### Given problem
Repeat the listing in full, exactly as it stands.

═════ Supplied material

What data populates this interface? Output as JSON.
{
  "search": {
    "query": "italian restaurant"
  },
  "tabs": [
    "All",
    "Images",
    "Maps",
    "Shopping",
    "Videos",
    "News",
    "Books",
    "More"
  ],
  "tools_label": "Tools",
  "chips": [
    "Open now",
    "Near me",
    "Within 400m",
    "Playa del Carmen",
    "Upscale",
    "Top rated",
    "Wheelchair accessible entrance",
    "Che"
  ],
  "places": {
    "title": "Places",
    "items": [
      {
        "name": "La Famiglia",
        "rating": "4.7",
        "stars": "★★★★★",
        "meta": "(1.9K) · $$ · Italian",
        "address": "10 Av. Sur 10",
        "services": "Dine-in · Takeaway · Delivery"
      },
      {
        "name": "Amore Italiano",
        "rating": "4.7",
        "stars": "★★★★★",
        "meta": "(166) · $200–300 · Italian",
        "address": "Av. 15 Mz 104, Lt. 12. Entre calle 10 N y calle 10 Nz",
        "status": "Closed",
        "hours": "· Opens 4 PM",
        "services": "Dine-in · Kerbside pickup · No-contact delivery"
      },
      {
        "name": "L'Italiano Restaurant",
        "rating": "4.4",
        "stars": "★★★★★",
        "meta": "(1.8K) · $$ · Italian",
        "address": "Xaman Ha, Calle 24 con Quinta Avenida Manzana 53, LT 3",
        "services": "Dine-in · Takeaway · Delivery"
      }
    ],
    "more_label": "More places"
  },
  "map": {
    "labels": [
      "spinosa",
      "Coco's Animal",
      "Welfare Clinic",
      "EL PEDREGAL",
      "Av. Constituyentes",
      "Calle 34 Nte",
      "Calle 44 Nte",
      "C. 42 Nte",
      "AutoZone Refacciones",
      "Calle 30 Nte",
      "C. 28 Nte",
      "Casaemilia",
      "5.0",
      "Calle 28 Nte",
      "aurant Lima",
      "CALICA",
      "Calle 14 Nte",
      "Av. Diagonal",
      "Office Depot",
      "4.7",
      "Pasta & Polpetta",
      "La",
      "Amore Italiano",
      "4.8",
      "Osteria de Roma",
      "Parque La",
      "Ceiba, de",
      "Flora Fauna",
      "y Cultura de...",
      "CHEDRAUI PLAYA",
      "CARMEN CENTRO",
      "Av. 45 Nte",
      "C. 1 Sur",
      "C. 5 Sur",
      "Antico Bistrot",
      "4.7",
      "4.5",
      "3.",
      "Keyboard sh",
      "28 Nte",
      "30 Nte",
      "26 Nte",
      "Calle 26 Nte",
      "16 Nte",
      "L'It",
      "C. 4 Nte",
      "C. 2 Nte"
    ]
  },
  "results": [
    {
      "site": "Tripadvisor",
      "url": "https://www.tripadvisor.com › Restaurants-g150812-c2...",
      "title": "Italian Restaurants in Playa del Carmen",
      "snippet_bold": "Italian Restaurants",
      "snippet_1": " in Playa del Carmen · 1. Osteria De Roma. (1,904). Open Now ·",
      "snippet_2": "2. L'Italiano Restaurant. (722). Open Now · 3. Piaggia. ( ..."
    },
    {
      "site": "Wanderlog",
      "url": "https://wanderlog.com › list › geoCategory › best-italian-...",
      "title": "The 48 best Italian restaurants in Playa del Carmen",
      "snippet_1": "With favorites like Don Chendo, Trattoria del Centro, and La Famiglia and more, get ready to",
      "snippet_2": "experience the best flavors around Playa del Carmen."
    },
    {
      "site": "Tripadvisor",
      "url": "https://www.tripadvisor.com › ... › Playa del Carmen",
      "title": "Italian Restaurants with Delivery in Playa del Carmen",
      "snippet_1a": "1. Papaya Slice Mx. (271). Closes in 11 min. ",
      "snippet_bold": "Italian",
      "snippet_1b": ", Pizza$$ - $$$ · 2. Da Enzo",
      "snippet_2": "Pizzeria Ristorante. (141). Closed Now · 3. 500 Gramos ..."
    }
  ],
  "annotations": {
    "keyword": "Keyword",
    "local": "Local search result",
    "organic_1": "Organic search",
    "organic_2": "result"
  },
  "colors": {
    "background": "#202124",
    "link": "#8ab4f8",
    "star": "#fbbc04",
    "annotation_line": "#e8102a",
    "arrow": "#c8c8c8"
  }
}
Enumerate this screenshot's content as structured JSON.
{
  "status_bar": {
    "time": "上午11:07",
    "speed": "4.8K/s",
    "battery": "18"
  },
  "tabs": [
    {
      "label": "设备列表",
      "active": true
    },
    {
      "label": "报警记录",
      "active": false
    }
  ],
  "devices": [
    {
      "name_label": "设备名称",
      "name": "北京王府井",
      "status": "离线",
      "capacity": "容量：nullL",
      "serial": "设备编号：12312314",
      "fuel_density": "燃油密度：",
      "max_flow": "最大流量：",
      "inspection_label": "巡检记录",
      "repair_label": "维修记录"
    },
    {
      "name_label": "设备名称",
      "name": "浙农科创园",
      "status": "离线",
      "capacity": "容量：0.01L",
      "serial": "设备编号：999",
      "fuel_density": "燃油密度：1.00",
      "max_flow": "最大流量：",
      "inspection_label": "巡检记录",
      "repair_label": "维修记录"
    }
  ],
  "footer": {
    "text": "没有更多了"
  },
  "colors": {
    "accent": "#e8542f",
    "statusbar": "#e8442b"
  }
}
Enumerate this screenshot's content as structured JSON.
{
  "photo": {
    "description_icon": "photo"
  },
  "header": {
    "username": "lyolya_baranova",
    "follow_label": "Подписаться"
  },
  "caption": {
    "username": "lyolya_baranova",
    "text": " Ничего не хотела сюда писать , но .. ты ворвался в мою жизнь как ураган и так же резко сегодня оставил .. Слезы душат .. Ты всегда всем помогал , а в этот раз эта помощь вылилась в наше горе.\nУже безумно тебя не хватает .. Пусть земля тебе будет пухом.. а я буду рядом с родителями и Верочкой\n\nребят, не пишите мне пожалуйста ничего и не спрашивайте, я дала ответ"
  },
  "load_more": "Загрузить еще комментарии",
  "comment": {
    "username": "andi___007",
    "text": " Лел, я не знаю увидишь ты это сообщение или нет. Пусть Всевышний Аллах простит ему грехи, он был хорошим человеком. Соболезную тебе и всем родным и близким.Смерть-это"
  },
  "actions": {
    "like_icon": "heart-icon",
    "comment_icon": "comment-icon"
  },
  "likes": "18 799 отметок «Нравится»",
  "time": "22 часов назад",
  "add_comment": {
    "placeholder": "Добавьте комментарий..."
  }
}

══════════

### Task response
What data populates this interface? Output as JSON.
{
  "search": {
    "query": "italian restaurant"
  },
  "tabs": [
    "All",
    "Images",
    "Maps",
    "Shopping",
    "Videos",
    "News",
    "Books",
    "More"
  ],
  "tools_label": "Tools",
  "chips": [
    "Open now",
    "Near me",
    "Within 400m",
    "Playa del Carmen",
    "Upscale",
    "Top rated",
    "Wheelchair accessible entrance",
    "Che"
  ],
  "places": {
    "title": "Places",
    "items": [
      {
        "name": "La Famiglia",
        "rating": "4.7",
        "stars": "★★★★★",
        "meta": "(1.9K) · $$ · Italian",
        "address": "10 Av. Sur 10",
        "services": "Dine-in · Takeaway · Delivery"
      },
      {
        "name": "Amore Italiano",
        "rating": "4.7",
        "stars": "★★★★★",
        "meta": "(166) · $200–300 · Italian",
        "address": "Av. 15 Mz 104, Lt. 12. Entre calle 10 N y calle 10 Nz",
        "status": "Closed",
        "hours": "· Opens 4 PM",
        "services": "Dine-in · Kerbside pickup · No-contact delivery"
      },
      {
        "name": "L'Italiano Restaurant",
        "rating": "4.4",
        "stars": "★★★★★",
        "meta": "(1.8K) · $$ · Italian",
        "address": "Xaman Ha, Calle 24 con Quinta Avenida Manzana 53, LT 3",
        "services": "Dine-in · Takeaway · Delivery"
      }
    ],
    "more_label": "More places"
  },
  "map": {
    "labels": [
      "spinosa",
      "Coco's Animal",
      "Welfare Clinic",
      "EL PEDREGAL",
      "Av. Constituyentes",
      "Calle 34 Nte",
      "Calle 44 Nte",
      "C. 42 Nte",
      "AutoZone Refacciones",
      "Calle 30 Nte",
      "C. 28 Nte",
      "Casaemilia",
      "5.0",
      "Calle 28 Nte",
      "aurant Lima",
      "CALICA",
      "Calle 14 Nte",
      "Av. Diagonal",
      "Office Depot",
      "4.7",
      "Pasta & Polpetta",
      "La",
      "Amore Italiano",
      "4.8",
      "Osteria de Roma",
      "Parque La",
      "Ceiba, de",
      "Flora Fauna",
      "y Cultura de...",
      "CHEDRAUI PLAYA",
      "CARMEN CENTRO",
      "Av. 45 Nte",
      "C. 1 Sur",
      "C. 5 Sur",
      "Antico Bistrot",
      "4.7",
      "4.5",
      "3.",
      "Keyboard sh",
      "28 Nte",
      "30 Nte",
      "26 Nte",
      "Calle 26 Nte",
      "16 Nte",
      "L'It",
      "C. 4 Nte",
      "C. 2 Nte"
    ]
  },
  "results": [
    {
      "site": "Tripadvisor",
      "url": "https://www.tripadvisor.com › Restaurants-g150812-c2...",
      "title": "Italian Restaurants in Playa del Carmen",
      "snippet_bold": "Italian Restaurants",
      "snippet_1": " in Playa del Carmen · 1. Osteria De Roma. (1,904). Open Now ·",
      "snippet_2": "2. L'Italiano Restaurant. (722). Open Now · 3. Piaggia. ( ..."
    },
    {
      "site": "Wanderlog",
      "url": "https://wanderlog.com › list › geoCategory › best-italian-...",
      "title": "The 48 best Italian restaurants in Playa del Carmen",
      "snippet_1": "With favorites like Don Chendo, Trattoria del Centro, and La Famiglia and more, get ready to",
      "snippet_2": "experience the best flavors around Playa del Carmen."
    },
    {
      "site": "Tripadvisor",
      "url": "https://www.tripadvisor.com › ... › Playa del Carmen",
      "title": "Italian Restaurants with Delivery in Playa del Carmen",
      "snippet_1a": "1. Papaya Slice Mx. (271). Closes in 11 min. ",
      "snippet_bold": "Italian",
      "snippet_1b": ", Pizza$$ - $$$ · 2. Da Enzo",
      "snippet_2": "Pizzeria Ristorante. (141). Closed Now · 3. 500 Gramos ..."
    }
  ],
  "annotations": {
    "keyword": "Keyword",
    "local": "Local search result",
    "organic_1": "Organic search",
    "organic_2": "result"
  },
  "colors": {
    "background": "#202124",
    "link": "#8ab4f8",
    "star": "#fbbc04",
    "annotation_line": "#e8102a",
    "arrow": "#c8c8c8"
  }
}
Enumerate this screenshot's content as structured JSON.
{
  "status_bar": {
    "time": "上午11:07",
    "speed": "4.8K/s",
    "battery": "18"
  },
  "tabs": [
    {
      "label": "设备列表",
      "active": true
    },
    {
      "label": "报警记录",
      "active": false
    }
  ],
  "devices": [
    {
      "name_label": "设备名称",
      "name": "北京王府井",
      "status": "离线",
      "capacity": "容量：nullL",
      "serial": "设备编号：12312314",
      "fuel_density": "燃油密度：",
      "max_flow": "最大流量：",
      "inspection_label": "巡检记录",
      "repair_label": "维修记录"
    },
    {
      "name_label": "设备名称",
      "name": "浙农科创园",
      "status": "离线",
      "capacity": "容量：0.01L",
      "serial": "设备编号：999",
      "fuel_density": "燃油密度：1.00",
      "max_flow": "最大流量：",
      "inspection_label": "巡检记录",
      "repair_label": "维修记录"
    }
  ],
  "footer": {
    "text": "没有更多了"
  },
  "colors": {
    "accent": "#e8542f",
    "statusbar": "#e8442b"
  }
}
Enumerate this screenshot's content as structured JSON.
{
  "photo": {
    "description_icon": "photo"
  },
  "header": {
    "username": "lyolya_baranova",
    "follow_label": "Подписаться"
  },
  "caption": {
    "username": "lyolya_baranova",
    "text": " Ничего не хотела сюда писать , но .. ты ворвался в мою жизнь как ураган и так же резко сегодня оставил .. Слезы душат .. Ты всегда всем помогал , а в этот раз эта помощь вылилась в наше горе.\nУже безумно тебя не хватает .. Пусть земля тебе будет пухом.. а я буду рядом с родителями и Верочкой\n\nребят, не пишите мне пожалуйста ничего и не спрашивайте, я дала ответ"
  },
  "load_more": "Загрузить еще комментарии",
  "comment": {
    "username": "andi___007",
    "text": " Лел, я не знаю увидишь ты это сообщение или нет. Пусть Всевышний Аллах простит ему грехи, он был хорошим человеком. Соболезную тебе и всем родным и близким.Смерть-это"
  },
  "actions": {
    "like_icon": "heart-icon",
    "comment_icon": "comment-icon"
  },
  "likes": "18 799 отметок «Нравится»",
  "time": "22 часов назад",
  "add_comment": {
    "placeholder": "Добавьте комментарий..."
  }
}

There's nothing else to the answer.